- Aim of the exercise -
Please copy out all of the entries below, swapping every "code-line" for "source-line" and leaving everything else as it stands.

[Rows from a layout dataset]

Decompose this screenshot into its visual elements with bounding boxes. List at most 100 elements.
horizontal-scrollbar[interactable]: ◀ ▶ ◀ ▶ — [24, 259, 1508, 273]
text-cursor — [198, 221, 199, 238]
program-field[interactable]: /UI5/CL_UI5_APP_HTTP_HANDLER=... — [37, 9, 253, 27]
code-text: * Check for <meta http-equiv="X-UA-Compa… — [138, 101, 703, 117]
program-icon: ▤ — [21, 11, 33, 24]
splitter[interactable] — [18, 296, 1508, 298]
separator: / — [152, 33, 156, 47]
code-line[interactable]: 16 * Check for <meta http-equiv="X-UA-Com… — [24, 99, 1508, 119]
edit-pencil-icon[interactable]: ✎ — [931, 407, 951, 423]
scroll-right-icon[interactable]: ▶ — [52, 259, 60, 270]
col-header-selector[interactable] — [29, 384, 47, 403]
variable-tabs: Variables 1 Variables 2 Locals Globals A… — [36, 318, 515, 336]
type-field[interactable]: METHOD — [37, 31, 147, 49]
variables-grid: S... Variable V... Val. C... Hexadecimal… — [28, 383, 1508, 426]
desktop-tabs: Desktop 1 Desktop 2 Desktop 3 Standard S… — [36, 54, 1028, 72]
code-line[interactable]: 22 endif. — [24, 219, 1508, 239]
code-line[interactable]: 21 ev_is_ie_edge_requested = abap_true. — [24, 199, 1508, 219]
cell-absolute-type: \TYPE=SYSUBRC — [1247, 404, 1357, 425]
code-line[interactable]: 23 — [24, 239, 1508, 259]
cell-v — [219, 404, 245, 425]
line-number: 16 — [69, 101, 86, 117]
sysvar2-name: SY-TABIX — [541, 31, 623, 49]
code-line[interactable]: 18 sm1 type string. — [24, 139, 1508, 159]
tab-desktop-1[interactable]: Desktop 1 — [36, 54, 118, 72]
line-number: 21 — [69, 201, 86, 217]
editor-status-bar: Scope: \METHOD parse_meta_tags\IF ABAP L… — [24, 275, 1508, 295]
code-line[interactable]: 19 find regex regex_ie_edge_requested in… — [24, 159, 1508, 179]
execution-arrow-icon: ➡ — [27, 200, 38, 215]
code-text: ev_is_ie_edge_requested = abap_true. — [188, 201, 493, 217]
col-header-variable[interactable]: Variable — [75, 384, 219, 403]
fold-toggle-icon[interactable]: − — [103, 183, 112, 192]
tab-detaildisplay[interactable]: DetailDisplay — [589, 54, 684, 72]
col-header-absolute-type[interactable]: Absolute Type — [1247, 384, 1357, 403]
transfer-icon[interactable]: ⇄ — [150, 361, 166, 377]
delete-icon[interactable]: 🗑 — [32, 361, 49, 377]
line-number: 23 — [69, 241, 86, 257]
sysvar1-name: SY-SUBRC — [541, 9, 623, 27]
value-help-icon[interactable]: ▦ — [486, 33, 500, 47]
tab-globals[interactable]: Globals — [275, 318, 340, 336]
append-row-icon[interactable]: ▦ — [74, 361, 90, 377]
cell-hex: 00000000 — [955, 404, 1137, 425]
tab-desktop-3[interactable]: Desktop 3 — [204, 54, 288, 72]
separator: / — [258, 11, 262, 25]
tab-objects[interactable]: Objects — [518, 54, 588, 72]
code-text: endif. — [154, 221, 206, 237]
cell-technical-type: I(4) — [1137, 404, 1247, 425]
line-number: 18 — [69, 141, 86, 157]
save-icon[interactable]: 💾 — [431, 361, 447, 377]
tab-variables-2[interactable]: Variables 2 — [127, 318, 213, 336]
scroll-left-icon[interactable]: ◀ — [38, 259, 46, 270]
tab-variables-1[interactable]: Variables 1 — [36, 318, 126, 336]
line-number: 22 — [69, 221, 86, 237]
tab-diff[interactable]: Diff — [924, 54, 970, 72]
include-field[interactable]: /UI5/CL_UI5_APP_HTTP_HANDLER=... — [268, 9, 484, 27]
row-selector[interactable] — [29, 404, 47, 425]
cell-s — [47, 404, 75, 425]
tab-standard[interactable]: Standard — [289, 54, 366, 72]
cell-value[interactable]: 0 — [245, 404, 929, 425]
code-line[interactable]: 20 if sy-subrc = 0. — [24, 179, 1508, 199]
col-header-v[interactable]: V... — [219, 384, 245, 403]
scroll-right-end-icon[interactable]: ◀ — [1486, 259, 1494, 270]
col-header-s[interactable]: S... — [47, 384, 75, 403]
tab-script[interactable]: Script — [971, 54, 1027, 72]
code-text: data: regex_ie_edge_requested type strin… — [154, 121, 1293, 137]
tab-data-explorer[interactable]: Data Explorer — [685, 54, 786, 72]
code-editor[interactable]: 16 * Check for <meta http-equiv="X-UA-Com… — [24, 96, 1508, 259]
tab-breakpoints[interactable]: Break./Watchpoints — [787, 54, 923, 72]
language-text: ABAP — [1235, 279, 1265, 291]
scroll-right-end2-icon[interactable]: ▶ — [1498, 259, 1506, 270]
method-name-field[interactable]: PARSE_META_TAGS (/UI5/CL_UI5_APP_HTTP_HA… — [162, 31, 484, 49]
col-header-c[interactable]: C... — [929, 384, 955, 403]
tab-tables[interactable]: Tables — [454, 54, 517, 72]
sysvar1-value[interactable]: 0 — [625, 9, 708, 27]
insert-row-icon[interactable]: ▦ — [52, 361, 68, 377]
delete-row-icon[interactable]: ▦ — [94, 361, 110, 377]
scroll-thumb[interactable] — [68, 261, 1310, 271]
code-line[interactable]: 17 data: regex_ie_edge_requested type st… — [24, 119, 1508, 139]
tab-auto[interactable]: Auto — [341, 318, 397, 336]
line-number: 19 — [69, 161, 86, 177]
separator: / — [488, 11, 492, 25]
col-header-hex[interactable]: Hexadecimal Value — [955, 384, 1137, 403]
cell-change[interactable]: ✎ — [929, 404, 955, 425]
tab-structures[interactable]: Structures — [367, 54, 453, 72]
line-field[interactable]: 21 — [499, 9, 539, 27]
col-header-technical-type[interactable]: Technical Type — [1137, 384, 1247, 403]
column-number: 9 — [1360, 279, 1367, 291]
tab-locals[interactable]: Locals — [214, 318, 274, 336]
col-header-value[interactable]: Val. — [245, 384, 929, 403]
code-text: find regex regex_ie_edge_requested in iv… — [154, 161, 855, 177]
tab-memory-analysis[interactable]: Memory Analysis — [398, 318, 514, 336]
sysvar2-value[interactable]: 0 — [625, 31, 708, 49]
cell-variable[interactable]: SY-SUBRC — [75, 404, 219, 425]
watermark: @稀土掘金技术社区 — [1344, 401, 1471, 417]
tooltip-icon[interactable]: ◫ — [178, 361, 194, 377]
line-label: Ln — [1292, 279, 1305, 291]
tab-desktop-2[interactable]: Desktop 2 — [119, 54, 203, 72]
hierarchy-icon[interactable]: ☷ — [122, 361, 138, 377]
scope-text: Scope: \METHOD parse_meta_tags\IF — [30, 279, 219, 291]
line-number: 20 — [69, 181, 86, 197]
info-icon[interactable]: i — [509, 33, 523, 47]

- Exercise response -
Decompose this screenshot into its visual elements with bounding boxes. List at most 100 elements.
horizontal-scrollbar[interactable]: ◀ ▶ ◀ ▶ — [24, 259, 1508, 273]
text-cursor — [198, 221, 199, 238]
program-field[interactable]: /UI5/CL_UI5_APP_HTTP_HANDLER=... — [37, 9, 253, 27]
code-text: * Check for <meta http-equiv="X-UA-Compa… — [138, 101, 703, 117]
program-icon: ▤ — [21, 11, 33, 24]
splitter[interactable] — [18, 296, 1508, 298]
separator: / — [152, 33, 156, 47]
source-line[interactable]: 16 * Check for <meta http-equiv="X-UA-Com… — [24, 99, 1508, 119]
edit-pencil-icon[interactable]: ✎ — [931, 407, 951, 423]
scroll-right-icon[interactable]: ▶ — [52, 259, 60, 270]
col-header-selector[interactable] — [29, 384, 47, 403]
variable-tabs: Variables 1 Variables 2 Locals Globals A… — [36, 318, 515, 336]
type-field[interactable]: METHOD — [37, 31, 147, 49]
variables-grid: S... Variable V... Val. C... Hexadecimal… — [28, 383, 1508, 426]
desktop-tabs: Desktop 1 Desktop 2 Desktop 3 Standard S… — [36, 54, 1028, 72]
source-line[interactable]: 22 endif. — [24, 219, 1508, 239]
source-line[interactable]: 21 ev_is_ie_edge_requested = abap_true. — [24, 199, 1508, 219]
cell-absolute-type: \TYPE=SYSUBRC — [1247, 404, 1357, 425]
source-line[interactable]: 23 — [24, 239, 1508, 259]
cell-v — [219, 404, 245, 425]
line-number: 16 — [69, 101, 86, 117]
sysvar2-name: SY-TABIX — [541, 31, 623, 49]
source-line[interactable]: 18 sm1 type string. — [24, 139, 1508, 159]
tab-desktop-1[interactable]: Desktop 1 — [36, 54, 118, 72]
line-number: 21 — [69, 201, 86, 217]
editor-status-bar: Scope: \METHOD parse_meta_tags\IF ABAP L… — [24, 275, 1508, 295]
source-line[interactable]: 19 find regex regex_ie_edge_requested in… — [24, 159, 1508, 179]
execution-arrow-icon: ➡ — [27, 200, 38, 215]
code-text: ev_is_ie_edge_requested = abap_true. — [188, 201, 493, 217]
col-header-variable[interactable]: Variable — [75, 384, 219, 403]
fold-toggle-icon[interactable]: − — [103, 183, 112, 192]
tab-detaildisplay[interactable]: DetailDisplay — [589, 54, 684, 72]
col-header-absolute-type[interactable]: Absolute Type — [1247, 384, 1357, 403]
transfer-icon[interactable]: ⇄ — [150, 361, 166, 377]
delete-icon[interactable]: 🗑 — [32, 361, 49, 377]
line-number: 23 — [69, 241, 86, 257]
sysvar1-name: SY-SUBRC — [541, 9, 623, 27]
value-help-icon[interactable]: ▦ — [486, 33, 500, 47]
tab-globals[interactable]: Globals — [275, 318, 340, 336]
append-row-icon[interactable]: ▦ — [74, 361, 90, 377]
cell-hex: 00000000 — [955, 404, 1137, 425]
tab-desktop-3[interactable]: Desktop 3 — [204, 54, 288, 72]
separator: / — [258, 11, 262, 25]
tab-objects[interactable]: Objects — [518, 54, 588, 72]
code-text: endif. — [154, 221, 206, 237]
cell-technical-type: I(4) — [1137, 404, 1247, 425]
line-number: 18 — [69, 141, 86, 157]
save-icon[interactable]: 💾 — [431, 361, 447, 377]
tab-variables-2[interactable]: Variables 2 — [127, 318, 213, 336]
scroll-left-icon[interactable]: ◀ — [38, 259, 46, 270]
tab-variables-1[interactable]: Variables 1 — [36, 318, 126, 336]
line-number: 22 — [69, 221, 86, 237]
tab-diff[interactable]: Diff — [924, 54, 970, 72]
include-field[interactable]: /UI5/CL_UI5_APP_HTTP_HANDLER=... — [268, 9, 484, 27]
row-selector[interactable] — [29, 404, 47, 425]
cell-s — [47, 404, 75, 425]
tab-standard[interactable]: Standard — [289, 54, 366, 72]
cell-value[interactable]: 0 — [245, 404, 929, 425]
source-line[interactable]: 20 if sy-subrc = 0. — [24, 179, 1508, 199]
col-header-v[interactable]: V... — [219, 384, 245, 403]
scroll-right-end-icon[interactable]: ◀ — [1486, 259, 1494, 270]
col-header-s[interactable]: S... — [47, 384, 75, 403]
tab-script[interactable]: Script — [971, 54, 1027, 72]
code-text: data: regex_ie_edge_requested type strin… — [154, 121, 1293, 137]
tab-data-explorer[interactable]: Data Explorer — [685, 54, 786, 72]
code-editor[interactable]: 16 * Check for <meta http-equiv="X-UA-Com… — [24, 96, 1508, 259]
tab-breakpoints[interactable]: Break./Watchpoints — [787, 54, 923, 72]
language-text: ABAP — [1235, 279, 1265, 291]
scroll-right-end2-icon[interactable]: ▶ — [1498, 259, 1506, 270]
method-name-field[interactable]: PARSE_META_TAGS (/UI5/CL_UI5_APP_HTTP_HA… — [162, 31, 484, 49]
col-header-c[interactable]: C... — [929, 384, 955, 403]
tab-tables[interactable]: Tables — [454, 54, 517, 72]
sysvar1-value[interactable]: 0 — [625, 9, 708, 27]
insert-row-icon[interactable]: ▦ — [52, 361, 68, 377]
delete-row-icon[interactable]: ▦ — [94, 361, 110, 377]
scroll-thumb[interactable] — [68, 261, 1310, 271]
source-line[interactable]: 17 data: regex_ie_edge_requested type st… — [24, 119, 1508, 139]
tab-auto[interactable]: Auto — [341, 318, 397, 336]
line-number: 19 — [69, 161, 86, 177]
separator: / — [488, 11, 492, 25]
col-header-hex[interactable]: Hexadecimal Value — [955, 384, 1137, 403]
cell-change[interactable]: ✎ — [929, 404, 955, 425]
tab-structures[interactable]: Structures — [367, 54, 453, 72]
line-field[interactable]: 21 — [499, 9, 539, 27]
col-header-technical-type[interactable]: Technical Type — [1137, 384, 1247, 403]
column-number: 9 — [1360, 279, 1367, 291]
tab-locals[interactable]: Locals — [214, 318, 274, 336]
col-header-value[interactable]: Val. — [245, 384, 929, 403]
code-text: find regex regex_ie_edge_requested in iv… — [154, 161, 855, 177]
tab-memory-analysis[interactable]: Memory Analysis — [398, 318, 514, 336]
sysvar2-value[interactable]: 0 — [625, 31, 708, 49]
cell-variable[interactable]: SY-SUBRC — [75, 404, 219, 425]
watermark: @稀土掘金技术社区 — [1344, 401, 1471, 417]
tooltip-icon[interactable]: ◫ — [178, 361, 194, 377]
line-label: Ln — [1292, 279, 1305, 291]
tab-desktop-2[interactable]: Desktop 2 — [119, 54, 203, 72]
hierarchy-icon[interactable]: ☷ — [122, 361, 138, 377]
scope-text: Scope: \METHOD parse_meta_tags\IF — [30, 279, 219, 291]
line-number: 20 — [69, 181, 86, 197]
info-icon[interactable]: i — [509, 33, 523, 47]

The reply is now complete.